● **Stored data**
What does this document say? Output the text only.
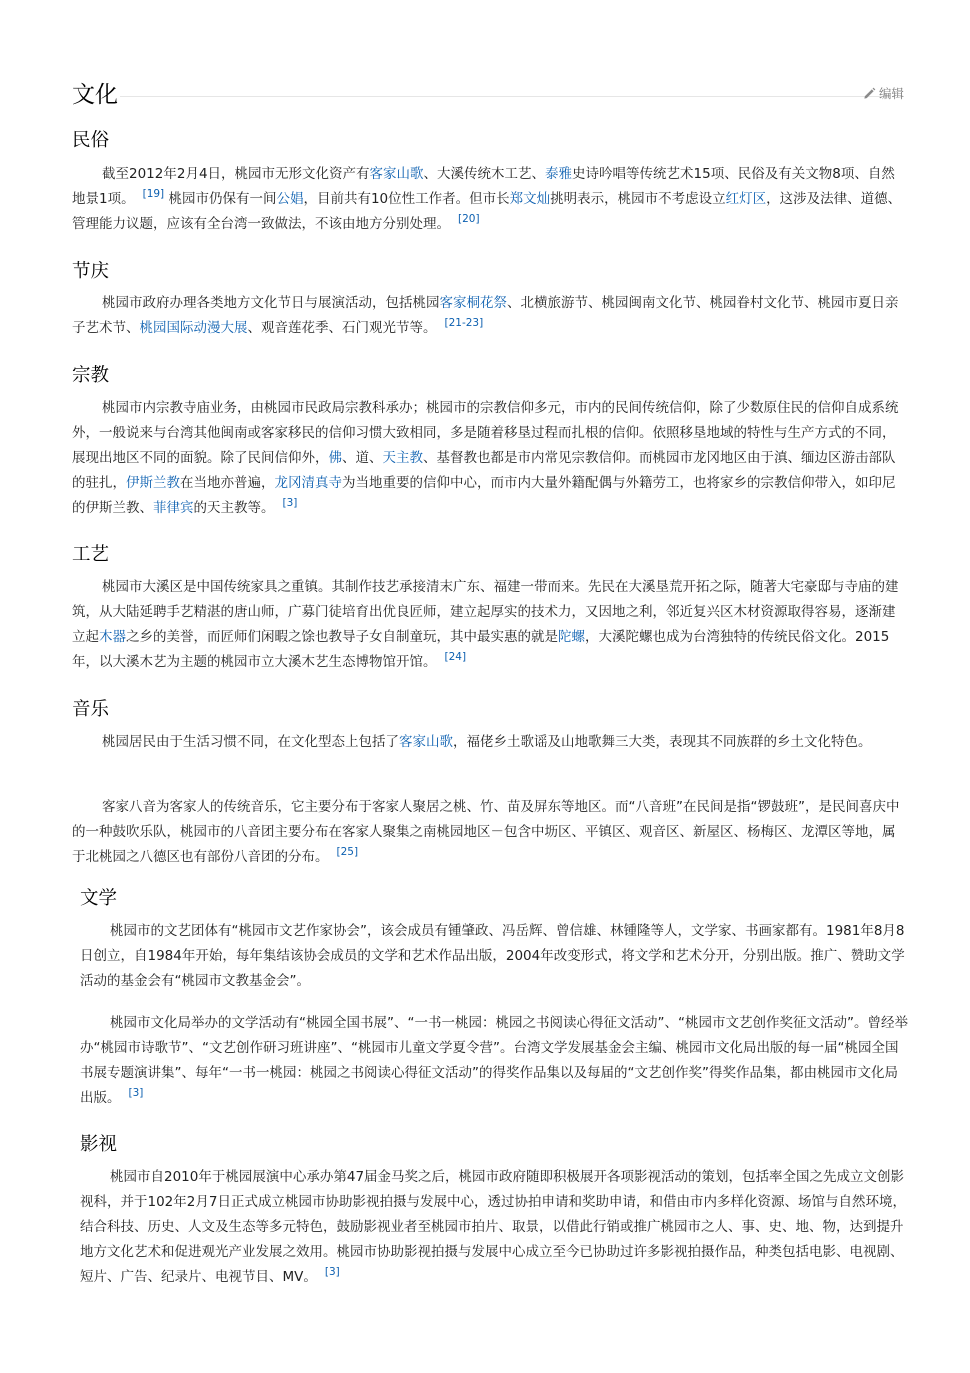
文化	编辑
民俗

截至2012年2月4日，桃园市无形文化资产有客家山歌、大溪传统木工艺、泰雅史诗吟唱等传统艺术15项、民俗及有关文物8项、自然地景1项。 [19] 桃园市仍保有一间公娼，目前共有10位性工作者。但市长郑文灿挑明表示，桃园市不考虑设立红灯区，这涉及法律、道德、管理能力议题，应该有全台湾一致做法，不该由地方分别处理。 [20]

节庆

桃园市政府办理各类地方文化节日与展演活动，包括桃园客家桐花祭、北横旅游节、桃园闽南文化节、桃园眷村文化节、桃园市夏日亲子艺术节、桃园国际动漫大展、观音莲花季、石门观光节等。 [21-23]

宗教

桃园市内宗教寺庙业务，由桃园市民政局宗教科承办；桃园市的宗教信仰多元，市内的民间传统信仰，除了少数原住民的信仰自成系统外，一般说来与台湾其他闽南或客家移民的信仰习惯大致相同，多是随着移垦过程而扎根的信仰。依照移垦地域的特性与生产方式的不同，展现出地区不同的面貌。除了民间信仰外，佛、道、天主教、基督教也都是市内常见宗教信仰。而桃园市龙冈地区由于滇、缅边区游击部队的驻扎，伊斯兰教在当地亦普遍，龙冈清真寺为当地重要的信仰中心，而市内大量外籍配偶与外籍劳工，也将家乡的宗教信仰带入，如印尼的伊斯兰教、菲律宾的天主教等。 [3]

工艺

桃园市大溪区是中国传统家具之重镇。其制作技艺承接清末广东、福建一带而来。先民在大溪垦荒开拓之际，随著大宅豪邸与寺庙的建筑，从大陆延聘手艺精湛的唐山师，广募门徒培育出优良匠师，建立起厚实的技术力，又因地之利，邻近复兴区木材资源取得容易，逐渐建立起木器之乡的美誉，而匠师们闲暇之馀也教导子女自制童玩，其中最实惠的就是陀螺，大溪陀螺也成为台湾独特的传统民俗文化。2015年，以大溪木艺为主题的桃园市立大溪木艺生态博物馆开馆。 [24]

音乐

桃园居民由于生活习惯不同，在文化型态上包括了客家山歌，福佬乡土歌谣及山地歌舞三大类，表现其不同族群的乡土文化特色。

客家八音为客家人的传统音乐，它主要分布于客家人聚居之桃、竹、苗及屏东等地区。而“八音班”在民间是指“锣鼓班”，是民间喜庆中的一种鼓吹乐队，桃园市的八音团主要分布在客家人聚集之南桃园地区－包含中坜区、平镇区、观音区、新屋区、杨梅区、龙潭区等地，属于北桃园之八德区也有部份八音团的分布。 [25]

文学

桃园市的文艺团体有“桃园市文艺作家协会”，该会成员有锺肇政、冯岳辉、曾信雄、林锺隆等人，文学家、书画家都有。1981年8月8日创立，自1984年开始，每年集结该协会成员的文学和艺术作品出版，2004年改变形式，将文学和艺术分开，分别出版。推广、赞助文学活动的基金会有“桃园市文教基金会”。

桃园市文化局举办的文学活动有“桃园全国书展”、“一书一桃园：桃园之书阅读心得征文活动”、“桃园市文艺创作奖征文活动”。曾经举办“桃园市诗歌节”、“文艺创作研习班讲座”、“桃园市儿童文学夏令营”。台湾文学发展基金会主编、桃园市文化局出版的每一届“桃园全国书展专题演讲集”、每年“一书一桃园：桃园之书阅读心得征文活动”的得奖作品集以及每届的“文艺创作奖”得奖作品集，都由桃园市文化局出版。 [3]

影视

桃园市自2010年于桃园展演中心承办第47届金马奖之后，桃园市政府随即积极展开各项影视活动的策划，包括率全国之先成立文创影视科，并于102年2月7日正式成立桃园市协助影视拍摄与发展中心，透过协拍申请和奖助申请，和借由市内多样化资源、场馆与自然环境，结合科技、历史、人文及生态等多元特色，鼓励影视业者至桃园市拍片、取景，以借此行销或推广桃园市之人、事、史、地、物，达到提升地方文化艺术和促进观光产业发展之效用。桃园市协助影视拍摄与发展中心成立至今已协助过许多影视拍摄作品，种类包括电影、电视剧、短片、广告、纪录片、电视节目、MV。 [3]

● **Given request**
Return the whole listing, word for word, and leave out every picture.

● **Finished answer**
What does this document say? Output the text only.
文化	编辑
民俗

截至2012年2月4日，桃园市无形文化资产有客家山歌、大溪传统木工艺、泰雅史诗吟唱等传统艺术15项、民俗及有关文物8项、自然地景1项。 [19] 桃园市仍保有一间公娼，目前共有10位性工作者。但市长郑文灿挑明表示，桃园市不考虑设立红灯区，这涉及法律、道德、管理能力议题，应该有全台湾一致做法，不该由地方分别处理。 [20]

节庆

桃园市政府办理各类地方文化节日与展演活动，包括桃园客家桐花祭、北横旅游节、桃园闽南文化节、桃园眷村文化节、桃园市夏日亲子艺术节、桃园国际动漫大展、观音莲花季、石门观光节等。 [21-23]

宗教

桃园市内宗教寺庙业务，由桃园市民政局宗教科承办；桃园市的宗教信仰多元，市内的民间传统信仰，除了少数原住民的信仰自成系统外，一般说来与台湾其他闽南或客家移民的信仰习惯大致相同，多是随着移垦过程而扎根的信仰。依照移垦地域的特性与生产方式的不同，展现出地区不同的面貌。除了民间信仰外，佛、道、天主教、基督教也都是市内常见宗教信仰。而桃园市龙冈地区由于滇、缅边区游击部队的驻扎，伊斯兰教在当地亦普遍，龙冈清真寺为当地重要的信仰中心，而市内大量外籍配偶与外籍劳工，也将家乡的宗教信仰带入，如印尼的伊斯兰教、菲律宾的天主教等。 [3]

工艺

桃园市大溪区是中国传统家具之重镇。其制作技艺承接清末广东、福建一带而来。先民在大溪垦荒开拓之际，随著大宅豪邸与寺庙的建筑，从大陆延聘手艺精湛的唐山师，广募门徒培育出优良匠师，建立起厚实的技术力，又因地之利，邻近复兴区木材资源取得容易，逐渐建立起木器之乡的美誉，而匠师们闲暇之馀也教导子女自制童玩，其中最实惠的就是陀螺，大溪陀螺也成为台湾独特的传统民俗文化。2015年，以大溪木艺为主题的桃园市立大溪木艺生态博物馆开馆。 [24]

音乐

桃园居民由于生活习惯不同，在文化型态上包括了客家山歌，福佬乡土歌谣及山地歌舞三大类，表现其不同族群的乡土文化特色。

客家八音为客家人的传统音乐，它主要分布于客家人聚居之桃、竹、苗及屏东等地区。而“八音班”在民间是指“锣鼓班”，是民间喜庆中的一种鼓吹乐队，桃园市的八音团主要分布在客家人聚集之南桃园地区－包含中坜区、平镇区、观音区、新屋区、杨梅区、龙潭区等地，属于北桃园之八德区也有部份八音团的分布。 [25]

文学

桃园市的文艺团体有“桃园市文艺作家协会”，该会成员有锺肇政、冯岳辉、曾信雄、林锺隆等人，文学家、书画家都有。1981年8月8日创立，自1984年开始，每年集结该协会成员的文学和艺术作品出版，2004年改变形式，将文学和艺术分开，分别出版。推广、赞助文学活动的基金会有“桃园市文教基金会”。

桃园市文化局举办的文学活动有“桃园全国书展”、“一书一桃园：桃园之书阅读心得征文活动”、“桃园市文艺创作奖征文活动”。曾经举办“桃园市诗歌节”、“文艺创作研习班讲座”、“桃园市儿童文学夏令营”。台湾文学发展基金会主编、桃园市文化局出版的每一届“桃园全国书展专题演讲集”、每年“一书一桃园：桃园之书阅读心得征文活动”的得奖作品集以及每届的“文艺创作奖”得奖作品集，都由桃园市文化局出版。 [3]

影视

桃园市自2010年于桃园展演中心承办第47届金马奖之后，桃园市政府随即积极展开各项影视活动的策划，包括率全国之先成立文创影视科，并于102年2月7日正式成立桃园市协助影视拍摄与发展中心，透过协拍申请和奖助申请，和借由市内多样化资源、场馆与自然环境，结合科技、历史、人文及生态等多元特色，鼓励影视业者至桃园市拍片、取景，以借此行销或推广桃园市之人、事、史、地、物，达到提升地方文化艺术和促进观光产业发展之效用。桃园市协助影视拍摄与发展中心成立至今已协助过许多影视拍摄作品，种类包括电影、电视剧、短片、广告、纪录片、电视节目、MV。 [3]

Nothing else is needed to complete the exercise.